If $v^Tu\neq 0$, then from anon's answer you know the algebraic multiplicity of $\lambda$ is at least $n-1$, and from your previous work you know $\lambda=v^Tu\neq 0$ is an eigenvalue; together, that gives you at least $n$ eigenvalues (counting multiplicity); since the geometric and algebraic multiplicities of $\lambda=0$ are equal, and the other eigenvalue has algebraic multiplicity $1$, it follows that $A$ is diagonalizable in this case.

If $v^Tu=0$, on the other hand, then the above argument does not hold. But if $\mathbf{x}$ is nonzero, then you have $A\mathbf{x} = (uv^T)\mathbf{x} = u(v^T\mathbf{x}) = (v\cdot \mathbf{x})u$; if this is a multiple of $\mathbf{x}$, $(v\cdot\mathbf{x})u = \mu\mathbf{x}$, then either $\mu=0$, in which case $v\cdot\mathbf{x}=0$, so $\mathbf{x}$ is in the orthogonal complement of $v$; or else $\mu\neq 0$, in which case $v\cdot \mathbf{x} = v\cdot\left(\frac{v\cdot\mathbf{x}}{\mu}\right)u = \left(\frac{v\cdot\mathbf{x}}{\mu}\right)(v\cdot u) = 0$, and again $\mathbf{x}$ lies in the orthogonal complement of $v$; that is, the only eigenvectors lie in the orthogonal complement of $v$, and the only eigenvalue is $0$. This means the eigenspace is of dimension $n-1$, and therefore the geometric multiplicity of $0$ is strictly smaller than its algebraic multiplicity, so $A$ is not diagonalizable.

..............................

Given problem ::
Reproduce word for word the portion of the diagonalizability argument above from "If $v^Tu=0$, on" to "is not diagonalizable.".

(Excerpts from a layout annotation set)

..............................

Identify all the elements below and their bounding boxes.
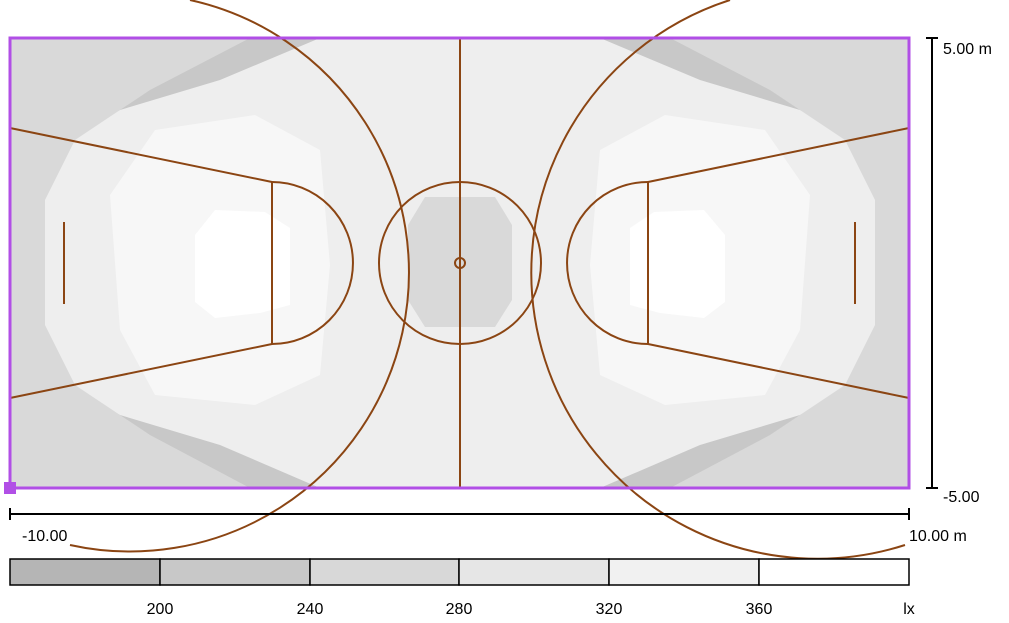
legend-band-2: [159, 558, 311, 586]
legend-band-1: [9, 558, 161, 586]
free-throw-arc-right: [566, 181, 649, 345]
legend-value-240: 240: [296, 601, 324, 618]
y-max-label: 5.00 m: [943, 41, 992, 58]
three-point-arc-right: [530, 0, 906, 560]
y-min-label: -5.00: [943, 489, 980, 506]
legend-band-4: [458, 558, 610, 586]
legend-bar: [9, 558, 910, 586]
origin-marker: [4, 482, 16, 494]
x-max-label: 10.00 m: [909, 528, 967, 545]
key-line-right-top: [647, 127, 910, 183]
key-line-left-bottom: [9, 343, 273, 399]
three-point-arc-left: [69, 0, 411, 553]
iso-zone-400-right: [630, 210, 725, 318]
key-line-left-top: [9, 127, 273, 183]
iso-zone-280-left: [10, 38, 250, 488]
legend-value-320: 320: [595, 601, 623, 618]
x-min-label: -10.00: [22, 528, 68, 545]
legend-band-5: [608, 558, 760, 586]
legend-value-280: 280: [445, 601, 473, 618]
legend-band-6: [758, 558, 910, 586]
iso-zone-400-left: [195, 210, 290, 318]
court-markings: [9, 0, 910, 560]
iso-zone-280-right: [670, 38, 909, 488]
center-spot: [454, 257, 466, 269]
legend-band-3: [309, 558, 460, 586]
field-boundary: [8, 36, 911, 490]
free-throw-arc-left: [271, 181, 354, 345]
key-line-right-bottom: [647, 343, 910, 399]
legend-unit: lx: [903, 601, 915, 618]
legend-value-360: 360: [745, 601, 773, 618]
center-circle: [378, 181, 542, 345]
legend-value-200: 200: [146, 601, 174, 618]
horizontal-scale: [9, 508, 910, 520]
vertical-scale: [926, 37, 938, 489]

..............................

Result ::
If $v^Tu=0$, on the other hand, then the above argument does not hold. But if $\mathbf{x}$ is nonzero, then you have $A\mathbf{x} = (uv^T)\mathbf{x} = u(v^T\mathbf{x}) = (v\cdot \mathbf{x})u$; if this is a multiple of $\mathbf{x}$, $(v\cdot\mathbf{x})u = \mu\mathbf{x}$, then either $\mu=0$, in which case $v\cdot\mathbf{x}=0$, so $\mathbf{x}$ is in the orthogonal complement of $v$; or else $\mu\neq 0$, in which case $v\cdot \mathbf{x} = v\cdot\left(\frac{v\cdot\mathbf{x}}{\mu}\right)u = \left(\frac{v\cdot\mathbf{x}}{\mu}\right)(v\cdot u) = 0$, and again $\mathbf{x}$ lies in the orthogonal complement of $v$; that is, the only eigenvectors lie in the orthogonal complement of $v$, and the only eigenvalue is $0$. This means the eigenspace is of dimension $n-1$, and therefore the geometric multiplicity of $0$ is strictly smaller than its algebraic multiplicity, so $A$ is not diagonalizable.